**Task goal:**
Answer with one number: the count of lines in the listing below that hold the word "screenshot".
========================================
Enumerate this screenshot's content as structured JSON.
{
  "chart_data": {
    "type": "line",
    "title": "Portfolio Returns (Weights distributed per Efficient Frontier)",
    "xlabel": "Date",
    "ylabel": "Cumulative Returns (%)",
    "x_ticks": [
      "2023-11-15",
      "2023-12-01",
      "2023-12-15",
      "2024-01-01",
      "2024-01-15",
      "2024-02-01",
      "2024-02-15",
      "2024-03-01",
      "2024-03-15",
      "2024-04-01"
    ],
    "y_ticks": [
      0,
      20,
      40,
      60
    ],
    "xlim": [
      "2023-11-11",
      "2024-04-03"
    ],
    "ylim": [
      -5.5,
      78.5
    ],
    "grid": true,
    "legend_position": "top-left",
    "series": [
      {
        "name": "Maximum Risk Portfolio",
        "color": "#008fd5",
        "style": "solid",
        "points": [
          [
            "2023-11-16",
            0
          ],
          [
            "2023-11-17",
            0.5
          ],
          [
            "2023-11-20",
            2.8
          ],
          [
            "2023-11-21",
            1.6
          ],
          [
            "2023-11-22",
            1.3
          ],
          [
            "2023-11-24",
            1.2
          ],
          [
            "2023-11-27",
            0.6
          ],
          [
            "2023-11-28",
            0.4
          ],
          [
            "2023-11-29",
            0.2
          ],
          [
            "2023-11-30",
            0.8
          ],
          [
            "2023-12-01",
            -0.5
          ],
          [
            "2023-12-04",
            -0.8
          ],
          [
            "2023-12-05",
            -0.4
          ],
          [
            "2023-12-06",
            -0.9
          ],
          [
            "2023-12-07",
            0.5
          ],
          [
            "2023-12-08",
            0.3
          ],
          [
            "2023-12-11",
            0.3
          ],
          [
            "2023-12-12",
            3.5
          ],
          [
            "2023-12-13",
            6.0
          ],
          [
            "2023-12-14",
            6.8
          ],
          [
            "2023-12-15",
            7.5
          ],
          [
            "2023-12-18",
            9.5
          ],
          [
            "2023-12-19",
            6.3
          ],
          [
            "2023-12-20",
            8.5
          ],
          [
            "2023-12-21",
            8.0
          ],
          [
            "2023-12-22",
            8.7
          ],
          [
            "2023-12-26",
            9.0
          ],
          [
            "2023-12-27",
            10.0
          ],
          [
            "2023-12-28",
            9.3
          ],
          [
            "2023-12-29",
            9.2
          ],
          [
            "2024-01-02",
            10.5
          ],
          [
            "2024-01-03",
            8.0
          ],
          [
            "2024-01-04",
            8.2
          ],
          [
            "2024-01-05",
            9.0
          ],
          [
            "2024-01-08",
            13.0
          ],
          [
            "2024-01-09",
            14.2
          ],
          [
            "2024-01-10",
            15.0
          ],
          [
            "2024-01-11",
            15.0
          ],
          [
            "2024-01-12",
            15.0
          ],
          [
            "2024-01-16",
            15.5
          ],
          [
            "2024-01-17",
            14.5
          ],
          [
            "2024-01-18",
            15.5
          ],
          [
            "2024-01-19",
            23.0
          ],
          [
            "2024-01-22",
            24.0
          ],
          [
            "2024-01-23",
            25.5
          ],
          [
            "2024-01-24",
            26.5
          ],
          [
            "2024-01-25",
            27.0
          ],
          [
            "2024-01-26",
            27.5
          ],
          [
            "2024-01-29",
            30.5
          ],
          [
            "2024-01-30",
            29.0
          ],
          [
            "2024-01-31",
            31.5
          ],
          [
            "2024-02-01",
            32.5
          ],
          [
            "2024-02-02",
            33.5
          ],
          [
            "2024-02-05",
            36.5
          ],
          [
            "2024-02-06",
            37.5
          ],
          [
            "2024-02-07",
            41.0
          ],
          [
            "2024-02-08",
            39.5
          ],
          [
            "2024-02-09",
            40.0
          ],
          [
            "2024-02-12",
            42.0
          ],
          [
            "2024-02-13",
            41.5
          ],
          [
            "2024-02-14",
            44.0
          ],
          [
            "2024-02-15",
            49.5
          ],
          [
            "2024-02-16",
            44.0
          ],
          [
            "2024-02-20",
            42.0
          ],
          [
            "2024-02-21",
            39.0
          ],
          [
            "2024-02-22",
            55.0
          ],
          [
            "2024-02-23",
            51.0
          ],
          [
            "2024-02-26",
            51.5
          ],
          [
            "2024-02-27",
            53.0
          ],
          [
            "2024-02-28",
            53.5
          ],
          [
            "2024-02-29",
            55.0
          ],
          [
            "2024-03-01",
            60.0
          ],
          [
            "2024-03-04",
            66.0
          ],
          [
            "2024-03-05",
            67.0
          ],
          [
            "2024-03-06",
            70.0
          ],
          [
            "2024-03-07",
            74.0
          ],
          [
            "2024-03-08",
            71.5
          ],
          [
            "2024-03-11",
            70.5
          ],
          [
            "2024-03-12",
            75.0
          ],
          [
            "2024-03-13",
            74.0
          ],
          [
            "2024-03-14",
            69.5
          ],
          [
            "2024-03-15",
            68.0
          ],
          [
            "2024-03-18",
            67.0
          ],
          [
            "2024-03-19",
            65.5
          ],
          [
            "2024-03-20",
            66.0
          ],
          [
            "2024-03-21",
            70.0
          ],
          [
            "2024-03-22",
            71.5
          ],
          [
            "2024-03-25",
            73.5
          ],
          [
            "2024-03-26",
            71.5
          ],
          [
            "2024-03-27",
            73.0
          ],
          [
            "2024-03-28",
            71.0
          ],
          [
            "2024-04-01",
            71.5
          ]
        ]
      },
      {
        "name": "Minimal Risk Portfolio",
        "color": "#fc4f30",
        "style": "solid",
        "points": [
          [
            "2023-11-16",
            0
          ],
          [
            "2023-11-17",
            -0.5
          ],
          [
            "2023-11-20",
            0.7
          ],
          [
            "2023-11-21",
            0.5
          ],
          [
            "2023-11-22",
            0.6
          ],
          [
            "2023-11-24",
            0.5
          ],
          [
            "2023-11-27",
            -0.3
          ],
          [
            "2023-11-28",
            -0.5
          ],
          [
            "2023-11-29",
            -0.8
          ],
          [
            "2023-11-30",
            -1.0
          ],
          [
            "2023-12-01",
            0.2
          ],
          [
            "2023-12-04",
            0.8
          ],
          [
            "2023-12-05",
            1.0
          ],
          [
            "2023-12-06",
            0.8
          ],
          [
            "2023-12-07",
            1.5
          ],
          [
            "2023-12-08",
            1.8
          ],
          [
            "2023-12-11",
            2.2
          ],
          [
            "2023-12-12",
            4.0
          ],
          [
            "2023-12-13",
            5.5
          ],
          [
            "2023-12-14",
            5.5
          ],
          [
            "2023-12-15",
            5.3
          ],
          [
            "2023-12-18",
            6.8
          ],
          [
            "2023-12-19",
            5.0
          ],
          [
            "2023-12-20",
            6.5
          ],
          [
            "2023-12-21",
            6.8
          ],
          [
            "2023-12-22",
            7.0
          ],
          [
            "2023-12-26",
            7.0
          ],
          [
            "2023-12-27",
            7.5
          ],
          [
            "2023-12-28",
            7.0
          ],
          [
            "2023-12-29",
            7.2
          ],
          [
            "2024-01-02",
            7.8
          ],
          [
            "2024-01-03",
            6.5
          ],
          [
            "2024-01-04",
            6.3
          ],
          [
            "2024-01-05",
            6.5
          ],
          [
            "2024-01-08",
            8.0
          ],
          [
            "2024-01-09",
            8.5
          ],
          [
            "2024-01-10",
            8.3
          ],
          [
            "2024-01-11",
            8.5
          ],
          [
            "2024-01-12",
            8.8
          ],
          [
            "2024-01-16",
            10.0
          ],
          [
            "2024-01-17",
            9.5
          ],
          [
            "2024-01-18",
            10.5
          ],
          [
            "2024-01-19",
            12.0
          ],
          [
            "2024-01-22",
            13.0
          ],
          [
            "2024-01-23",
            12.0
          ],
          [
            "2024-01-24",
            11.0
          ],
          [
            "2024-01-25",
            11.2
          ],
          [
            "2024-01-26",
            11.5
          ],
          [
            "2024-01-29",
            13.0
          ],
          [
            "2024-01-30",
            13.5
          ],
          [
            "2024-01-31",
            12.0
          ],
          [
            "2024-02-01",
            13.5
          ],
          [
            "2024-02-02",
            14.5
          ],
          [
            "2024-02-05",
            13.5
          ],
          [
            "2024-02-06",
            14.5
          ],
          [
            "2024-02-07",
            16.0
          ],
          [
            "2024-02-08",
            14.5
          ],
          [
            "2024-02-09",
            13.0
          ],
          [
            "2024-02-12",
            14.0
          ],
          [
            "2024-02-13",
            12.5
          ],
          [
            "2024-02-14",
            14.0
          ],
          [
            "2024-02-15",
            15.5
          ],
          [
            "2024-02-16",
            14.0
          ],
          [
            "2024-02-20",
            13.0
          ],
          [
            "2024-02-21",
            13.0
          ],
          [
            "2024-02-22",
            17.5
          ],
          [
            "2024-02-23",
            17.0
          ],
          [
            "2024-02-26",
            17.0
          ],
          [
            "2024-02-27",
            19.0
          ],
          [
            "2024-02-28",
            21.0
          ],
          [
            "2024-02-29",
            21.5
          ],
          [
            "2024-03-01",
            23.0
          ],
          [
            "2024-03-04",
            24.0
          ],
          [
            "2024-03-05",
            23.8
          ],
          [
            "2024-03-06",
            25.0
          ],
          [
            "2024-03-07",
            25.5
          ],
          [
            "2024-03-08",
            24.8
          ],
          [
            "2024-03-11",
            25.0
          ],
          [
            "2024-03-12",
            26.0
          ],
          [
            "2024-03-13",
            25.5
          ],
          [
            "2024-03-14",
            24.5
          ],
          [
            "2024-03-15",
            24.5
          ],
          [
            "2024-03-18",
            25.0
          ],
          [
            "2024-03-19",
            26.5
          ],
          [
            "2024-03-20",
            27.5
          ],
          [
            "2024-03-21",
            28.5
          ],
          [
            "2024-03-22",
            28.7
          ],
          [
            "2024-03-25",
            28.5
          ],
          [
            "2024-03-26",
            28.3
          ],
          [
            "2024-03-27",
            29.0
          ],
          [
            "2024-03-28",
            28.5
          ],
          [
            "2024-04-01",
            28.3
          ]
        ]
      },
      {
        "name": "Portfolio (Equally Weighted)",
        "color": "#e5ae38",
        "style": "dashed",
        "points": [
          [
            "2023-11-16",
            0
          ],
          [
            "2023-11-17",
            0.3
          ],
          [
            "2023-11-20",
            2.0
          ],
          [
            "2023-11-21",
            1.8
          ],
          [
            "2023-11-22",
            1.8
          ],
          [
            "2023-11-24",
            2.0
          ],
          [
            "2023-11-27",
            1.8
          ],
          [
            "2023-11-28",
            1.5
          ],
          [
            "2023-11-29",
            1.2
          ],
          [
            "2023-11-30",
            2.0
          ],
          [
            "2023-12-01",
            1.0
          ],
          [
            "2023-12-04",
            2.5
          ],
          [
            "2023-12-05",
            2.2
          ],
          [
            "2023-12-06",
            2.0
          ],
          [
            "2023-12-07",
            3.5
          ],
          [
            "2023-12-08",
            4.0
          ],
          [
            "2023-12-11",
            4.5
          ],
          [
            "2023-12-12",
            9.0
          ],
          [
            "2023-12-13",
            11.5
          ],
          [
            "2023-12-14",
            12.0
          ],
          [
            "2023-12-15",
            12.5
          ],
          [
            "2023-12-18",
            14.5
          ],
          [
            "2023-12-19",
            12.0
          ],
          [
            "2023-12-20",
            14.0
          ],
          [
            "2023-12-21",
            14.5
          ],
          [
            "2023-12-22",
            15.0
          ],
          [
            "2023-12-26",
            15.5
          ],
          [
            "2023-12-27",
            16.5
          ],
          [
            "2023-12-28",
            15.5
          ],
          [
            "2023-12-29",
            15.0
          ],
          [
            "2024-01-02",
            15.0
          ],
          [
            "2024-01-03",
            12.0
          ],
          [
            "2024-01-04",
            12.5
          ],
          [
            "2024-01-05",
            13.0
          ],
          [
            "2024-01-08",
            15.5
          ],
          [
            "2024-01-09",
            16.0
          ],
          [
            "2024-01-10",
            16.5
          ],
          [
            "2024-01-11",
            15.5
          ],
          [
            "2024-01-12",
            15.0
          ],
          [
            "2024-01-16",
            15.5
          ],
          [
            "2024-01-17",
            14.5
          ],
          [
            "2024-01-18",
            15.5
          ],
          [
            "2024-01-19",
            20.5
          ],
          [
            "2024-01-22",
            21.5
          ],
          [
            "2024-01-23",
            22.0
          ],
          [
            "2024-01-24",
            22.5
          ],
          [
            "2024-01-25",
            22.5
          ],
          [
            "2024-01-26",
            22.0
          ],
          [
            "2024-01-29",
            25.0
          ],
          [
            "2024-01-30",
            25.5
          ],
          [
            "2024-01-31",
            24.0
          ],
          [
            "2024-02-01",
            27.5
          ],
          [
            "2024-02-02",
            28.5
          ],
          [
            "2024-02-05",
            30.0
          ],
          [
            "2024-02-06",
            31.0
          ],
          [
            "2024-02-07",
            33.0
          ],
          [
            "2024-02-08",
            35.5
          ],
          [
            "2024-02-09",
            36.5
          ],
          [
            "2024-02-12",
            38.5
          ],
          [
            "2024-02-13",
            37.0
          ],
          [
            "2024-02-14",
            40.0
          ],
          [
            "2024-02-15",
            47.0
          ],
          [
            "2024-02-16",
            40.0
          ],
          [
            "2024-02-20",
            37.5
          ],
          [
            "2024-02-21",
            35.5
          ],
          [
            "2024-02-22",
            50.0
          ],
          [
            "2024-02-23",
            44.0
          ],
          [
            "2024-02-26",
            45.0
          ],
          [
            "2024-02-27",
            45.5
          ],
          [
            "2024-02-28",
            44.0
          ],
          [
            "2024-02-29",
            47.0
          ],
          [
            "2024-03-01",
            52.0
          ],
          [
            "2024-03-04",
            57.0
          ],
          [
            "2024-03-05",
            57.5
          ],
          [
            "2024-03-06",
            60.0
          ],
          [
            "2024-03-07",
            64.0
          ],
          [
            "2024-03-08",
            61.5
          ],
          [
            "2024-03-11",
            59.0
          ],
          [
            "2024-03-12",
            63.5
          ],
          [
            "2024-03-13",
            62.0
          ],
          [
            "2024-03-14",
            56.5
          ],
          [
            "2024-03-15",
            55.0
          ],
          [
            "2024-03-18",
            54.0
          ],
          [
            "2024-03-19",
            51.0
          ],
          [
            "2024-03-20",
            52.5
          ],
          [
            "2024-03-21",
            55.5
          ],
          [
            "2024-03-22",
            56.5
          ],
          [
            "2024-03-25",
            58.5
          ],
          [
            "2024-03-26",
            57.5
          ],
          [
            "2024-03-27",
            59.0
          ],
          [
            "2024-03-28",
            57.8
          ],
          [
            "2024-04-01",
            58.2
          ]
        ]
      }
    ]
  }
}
========================================
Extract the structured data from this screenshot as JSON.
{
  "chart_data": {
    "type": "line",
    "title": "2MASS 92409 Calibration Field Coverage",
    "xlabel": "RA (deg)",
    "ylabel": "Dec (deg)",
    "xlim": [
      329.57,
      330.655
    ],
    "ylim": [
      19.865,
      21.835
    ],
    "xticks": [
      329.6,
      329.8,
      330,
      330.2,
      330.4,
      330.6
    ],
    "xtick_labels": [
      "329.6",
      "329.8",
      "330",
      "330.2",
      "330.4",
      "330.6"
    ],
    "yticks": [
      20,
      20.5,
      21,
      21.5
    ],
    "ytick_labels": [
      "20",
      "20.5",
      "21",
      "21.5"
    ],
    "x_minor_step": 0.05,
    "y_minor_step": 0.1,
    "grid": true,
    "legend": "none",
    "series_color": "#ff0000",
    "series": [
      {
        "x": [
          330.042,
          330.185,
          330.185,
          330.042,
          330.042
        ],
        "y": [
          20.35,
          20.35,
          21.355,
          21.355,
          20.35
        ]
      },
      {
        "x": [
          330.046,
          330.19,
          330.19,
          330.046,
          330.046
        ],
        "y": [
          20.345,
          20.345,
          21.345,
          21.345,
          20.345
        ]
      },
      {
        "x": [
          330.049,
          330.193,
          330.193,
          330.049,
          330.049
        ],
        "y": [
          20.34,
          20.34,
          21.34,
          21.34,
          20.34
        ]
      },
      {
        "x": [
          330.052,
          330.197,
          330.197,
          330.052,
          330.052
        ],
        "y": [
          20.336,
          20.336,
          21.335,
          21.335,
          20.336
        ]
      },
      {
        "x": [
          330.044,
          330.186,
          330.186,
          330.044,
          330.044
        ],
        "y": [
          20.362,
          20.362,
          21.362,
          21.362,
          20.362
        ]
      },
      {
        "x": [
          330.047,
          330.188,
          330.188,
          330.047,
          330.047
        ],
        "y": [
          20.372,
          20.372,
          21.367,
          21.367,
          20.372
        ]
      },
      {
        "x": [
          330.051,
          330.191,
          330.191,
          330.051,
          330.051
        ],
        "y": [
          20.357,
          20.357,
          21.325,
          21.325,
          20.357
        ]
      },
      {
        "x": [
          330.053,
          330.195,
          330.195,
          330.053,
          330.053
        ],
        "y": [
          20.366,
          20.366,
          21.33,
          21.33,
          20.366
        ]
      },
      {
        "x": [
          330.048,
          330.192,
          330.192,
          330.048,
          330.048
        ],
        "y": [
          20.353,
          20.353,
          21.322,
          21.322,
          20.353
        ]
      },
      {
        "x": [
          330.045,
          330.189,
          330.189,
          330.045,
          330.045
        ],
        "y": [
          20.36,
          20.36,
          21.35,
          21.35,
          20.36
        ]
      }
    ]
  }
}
========================================
**Expected answer:**
2